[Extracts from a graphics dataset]
------

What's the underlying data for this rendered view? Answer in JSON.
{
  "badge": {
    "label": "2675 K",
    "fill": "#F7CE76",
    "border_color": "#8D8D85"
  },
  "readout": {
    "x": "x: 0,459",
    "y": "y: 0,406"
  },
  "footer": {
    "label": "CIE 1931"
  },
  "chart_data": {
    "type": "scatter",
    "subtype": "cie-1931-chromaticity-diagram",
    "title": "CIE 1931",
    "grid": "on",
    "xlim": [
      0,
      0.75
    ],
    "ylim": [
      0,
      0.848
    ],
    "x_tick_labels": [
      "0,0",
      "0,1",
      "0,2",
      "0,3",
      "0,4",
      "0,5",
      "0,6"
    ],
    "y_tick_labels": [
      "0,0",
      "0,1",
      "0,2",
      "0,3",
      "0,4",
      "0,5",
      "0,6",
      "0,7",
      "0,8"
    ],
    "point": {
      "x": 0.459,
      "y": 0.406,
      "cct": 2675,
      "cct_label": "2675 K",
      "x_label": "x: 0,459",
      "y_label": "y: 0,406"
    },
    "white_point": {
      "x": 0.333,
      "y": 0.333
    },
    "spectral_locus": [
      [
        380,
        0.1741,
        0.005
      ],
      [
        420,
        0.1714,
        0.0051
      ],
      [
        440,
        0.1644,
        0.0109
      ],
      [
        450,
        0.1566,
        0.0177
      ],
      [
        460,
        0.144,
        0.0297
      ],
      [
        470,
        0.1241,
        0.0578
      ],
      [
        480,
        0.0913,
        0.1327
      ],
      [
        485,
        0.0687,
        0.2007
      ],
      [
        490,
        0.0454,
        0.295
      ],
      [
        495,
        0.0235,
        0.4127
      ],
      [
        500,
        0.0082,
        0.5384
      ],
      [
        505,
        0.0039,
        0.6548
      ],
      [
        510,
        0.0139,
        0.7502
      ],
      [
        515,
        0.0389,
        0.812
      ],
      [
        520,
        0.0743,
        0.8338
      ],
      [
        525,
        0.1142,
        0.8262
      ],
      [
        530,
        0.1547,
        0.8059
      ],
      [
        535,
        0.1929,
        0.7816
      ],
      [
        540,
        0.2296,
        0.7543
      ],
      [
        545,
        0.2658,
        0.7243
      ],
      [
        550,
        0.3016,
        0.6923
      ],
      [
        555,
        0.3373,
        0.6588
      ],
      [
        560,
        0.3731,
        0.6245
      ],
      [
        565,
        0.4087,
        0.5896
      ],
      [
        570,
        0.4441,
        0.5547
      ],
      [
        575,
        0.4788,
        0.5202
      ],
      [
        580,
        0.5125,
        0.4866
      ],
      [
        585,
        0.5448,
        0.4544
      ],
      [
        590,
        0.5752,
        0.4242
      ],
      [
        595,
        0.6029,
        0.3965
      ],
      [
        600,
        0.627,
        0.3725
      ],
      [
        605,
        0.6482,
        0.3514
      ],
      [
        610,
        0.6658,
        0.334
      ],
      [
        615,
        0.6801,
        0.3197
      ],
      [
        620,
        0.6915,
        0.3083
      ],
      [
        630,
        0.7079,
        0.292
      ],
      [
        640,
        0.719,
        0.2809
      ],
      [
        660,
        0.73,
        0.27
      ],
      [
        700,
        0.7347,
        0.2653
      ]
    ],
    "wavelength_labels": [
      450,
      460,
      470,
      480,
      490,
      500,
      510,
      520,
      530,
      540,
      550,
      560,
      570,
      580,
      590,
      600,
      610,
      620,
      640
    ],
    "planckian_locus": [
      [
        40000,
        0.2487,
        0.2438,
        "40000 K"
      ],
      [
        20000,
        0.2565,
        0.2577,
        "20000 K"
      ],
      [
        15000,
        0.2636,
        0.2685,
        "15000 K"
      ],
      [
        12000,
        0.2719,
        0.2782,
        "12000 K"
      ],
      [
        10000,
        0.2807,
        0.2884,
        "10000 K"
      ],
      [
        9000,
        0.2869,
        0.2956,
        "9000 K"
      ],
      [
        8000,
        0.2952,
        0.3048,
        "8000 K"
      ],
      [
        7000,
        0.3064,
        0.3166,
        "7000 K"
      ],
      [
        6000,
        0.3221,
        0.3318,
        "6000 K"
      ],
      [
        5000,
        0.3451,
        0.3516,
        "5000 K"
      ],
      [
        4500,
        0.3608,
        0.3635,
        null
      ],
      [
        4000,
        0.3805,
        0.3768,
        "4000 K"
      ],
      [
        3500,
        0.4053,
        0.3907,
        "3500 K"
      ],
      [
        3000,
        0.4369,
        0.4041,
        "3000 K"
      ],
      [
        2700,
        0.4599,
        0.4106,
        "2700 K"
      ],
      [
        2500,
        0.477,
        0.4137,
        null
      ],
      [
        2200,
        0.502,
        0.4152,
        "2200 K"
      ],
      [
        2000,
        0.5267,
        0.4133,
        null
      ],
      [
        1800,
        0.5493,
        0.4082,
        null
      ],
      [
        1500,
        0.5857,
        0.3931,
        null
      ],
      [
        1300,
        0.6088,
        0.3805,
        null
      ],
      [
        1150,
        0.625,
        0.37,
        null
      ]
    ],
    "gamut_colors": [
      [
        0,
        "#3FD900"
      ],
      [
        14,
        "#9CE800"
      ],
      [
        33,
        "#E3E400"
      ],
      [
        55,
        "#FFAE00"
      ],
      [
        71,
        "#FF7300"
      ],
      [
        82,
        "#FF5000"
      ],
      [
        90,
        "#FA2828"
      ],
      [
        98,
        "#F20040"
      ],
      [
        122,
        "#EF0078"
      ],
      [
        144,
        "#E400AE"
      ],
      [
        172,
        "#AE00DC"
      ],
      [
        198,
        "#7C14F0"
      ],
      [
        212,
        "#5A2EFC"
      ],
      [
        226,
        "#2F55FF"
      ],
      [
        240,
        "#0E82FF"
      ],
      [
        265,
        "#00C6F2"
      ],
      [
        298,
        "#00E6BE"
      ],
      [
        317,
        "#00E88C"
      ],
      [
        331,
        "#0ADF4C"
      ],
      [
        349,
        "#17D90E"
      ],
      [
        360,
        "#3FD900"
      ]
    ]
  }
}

------

**To do**
Reproduce each line verbatim.

**Response to this task**
What's the underlying data for this rendered view? Answer in JSON.
{
  "badge": {
    "label": "2675 K",
    "fill": "#F7CE76",
    "border_color": "#8D8D85"
  },
  "readout": {
    "x": "x: 0,459",
    "y": "y: 0,406"
  },
  "footer": {
    "label": "CIE 1931"
  },
  "chart_data": {
    "type": "scatter",
    "subtype": "cie-1931-chromaticity-diagram",
    "title": "CIE 1931",
    "grid": "on",
    "xlim": [
      0,
      0.75
    ],
    "ylim": [
      0,
      0.848
    ],
    "x_tick_labels": [
      "0,0",
      "0,1",
      "0,2",
      "0,3",
      "0,4",
      "0,5",
      "0,6"
    ],
    "y_tick_labels": [
      "0,0",
      "0,1",
      "0,2",
      "0,3",
      "0,4",
      "0,5",
      "0,6",
      "0,7",
      "0,8"
    ],
    "point": {
      "x": 0.459,
      "y": 0.406,
      "cct": 2675,
      "cct_label": "2675 K",
      "x_label": "x: 0,459",
      "y_label": "y: 0,406"
    },
    "white_point": {
      "x": 0.333,
      "y": 0.333
    },
    "spectral_locus": [
      [
        380,
        0.1741,
        0.005
      ],
      [
        420,
        0.1714,
        0.0051
      ],
      [
        440,
        0.1644,
        0.0109
      ],
      [
        450,
        0.1566,
        0.0177
      ],
      [
        460,
        0.144,
        0.0297
      ],
      [
        470,
        0.1241,
        0.0578
      ],
      [
        480,
        0.0913,
        0.1327
      ],
      [
        485,
        0.0687,
        0.2007
      ],
      [
        490,
        0.0454,
        0.295
      ],
      [
        495,
        0.0235,
        0.4127
      ],
      [
        500,
        0.0082,
        0.5384
      ],
      [
        505,
        0.0039,
        0.6548
      ],
      [
        510,
        0.0139,
        0.7502
      ],
      [
        515,
        0.0389,
        0.812
      ],
      [
        520,
        0.0743,
        0.8338
      ],
      [
        525,
        0.1142,
        0.8262
      ],
      [
        530,
        0.1547,
        0.8059
      ],
      [
        535,
        0.1929,
        0.7816
      ],
      [
        540,
        0.2296,
        0.7543
      ],
      [
        545,
        0.2658,
        0.7243
      ],
      [
        550,
        0.3016,
        0.6923
      ],
      [
        555,
        0.3373,
        0.6588
      ],
      [
        560,
        0.3731,
        0.6245
      ],
      [
        565,
        0.4087,
        0.5896
      ],
      [
        570,
        0.4441,
        0.5547
      ],
      [
        575,
        0.4788,
        0.5202
      ],
      [
        580,
        0.5125,
        0.4866
      ],
      [
        585,
        0.5448,
        0.4544
      ],
      [
        590,
        0.5752,
        0.4242
      ],
      [
        595,
        0.6029,
        0.3965
      ],
      [
        600,
        0.627,
        0.3725
      ],
      [
        605,
        0.6482,
        0.3514
      ],
      [
        610,
        0.6658,
        0.334
      ],
      [
        615,
        0.6801,
        0.3197
      ],
      [
        620,
        0.6915,
        0.3083
      ],
      [
        630,
        0.7079,
        0.292
      ],
      [
        640,
        0.719,
        0.2809
      ],
      [
        660,
        0.73,
        0.27
      ],
      [
        700,
        0.7347,
        0.2653
      ]
    ],
    "wavelength_labels": [
      450,
      460,
      470,
      480,
      490,
      500,
      510,
      520,
      530,
      540,
      550,
      560,
      570,
      580,
      590,
      600,
      610,
      620,
      640
    ],
    "planckian_locus": [
      [
        40000,
        0.2487,
        0.2438,
        "40000 K"
      ],
      [
        20000,
        0.2565,
        0.2577,
        "20000 K"
      ],
      [
        15000,
        0.2636,
        0.2685,
        "15000 K"
      ],
      [
        12000,
        0.2719,
        0.2782,
        "12000 K"
      ],
      [
        10000,
        0.2807,
        0.2884,
        "10000 K"
      ],
      [
        9000,
        0.2869,
        0.2956,
        "9000 K"
      ],
      [
        8000,
        0.2952,
        0.3048,
        "8000 K"
      ],
      [
        7000,
        0.3064,
        0.3166,
        "7000 K"
      ],
      [
        6000,
        0.3221,
        0.3318,
        "6000 K"
      ],
      [
        5000,
        0.3451,
        0.3516,
        "5000 K"
      ],
      [
        4500,
        0.3608,
        0.3635,
        null
      ],
      [
        4000,
        0.3805,
        0.3768,
        "4000 K"
      ],
      [
        3500,
        0.4053,
        0.3907,
        "3500 K"
      ],
      [
        3000,
        0.4369,
        0.4041,
        "3000 K"
      ],
      [
        2700,
        0.4599,
        0.4106,
        "2700 K"
      ],
      [
        2500,
        0.477,
        0.4137,
        null
      ],
      [
        2200,
        0.502,
        0.4152,
        "2200 K"
      ],
      [
        2000,
        0.5267,
        0.4133,
        null
      ],
      [
        1800,
        0.5493,
        0.4082,
        null
      ],
      [
        1500,
        0.5857,
        0.3931,
        null
      ],
      [
        1300,
        0.6088,
        0.3805,
        null
      ],
      [
        1150,
        0.625,
        0.37,
        null
      ]
    ],
    "gamut_colors": [
      [
        0,
        "#3FD900"
      ],
      [
        14,
        "#9CE800"
      ],
      [
        33,
        "#E3E400"
      ],
      [
        55,
        "#FFAE00"
      ],
      [
        71,
        "#FF7300"
      ],
      [
        82,
        "#FF5000"
      ],
      [
        90,
        "#FA2828"
      ],
      [
        98,
        "#F20040"
      ],
      [
        122,
        "#EF0078"
      ],
      [
        144,
        "#E400AE"
      ],
      [
        172,
        "#AE00DC"
      ],
      [
        198,
        "#7C14F0"
      ],
      [
        212,
        "#5A2EFC"
      ],
      [
        226,
        "#2F55FF"
      ],
      [
        240,
        "#0E82FF"
      ],
      [
        265,
        "#00C6F2"
      ],
      [
        298,
        "#00E6BE"
      ],
      [
        317,
        "#00E88C"
      ],
      [
        331,
        "#0ADF4C"
      ],
      [
        349,
        "#17D90E"
      ],
      [
        360,
        "#3FD900"
      ]
    ]
  }
}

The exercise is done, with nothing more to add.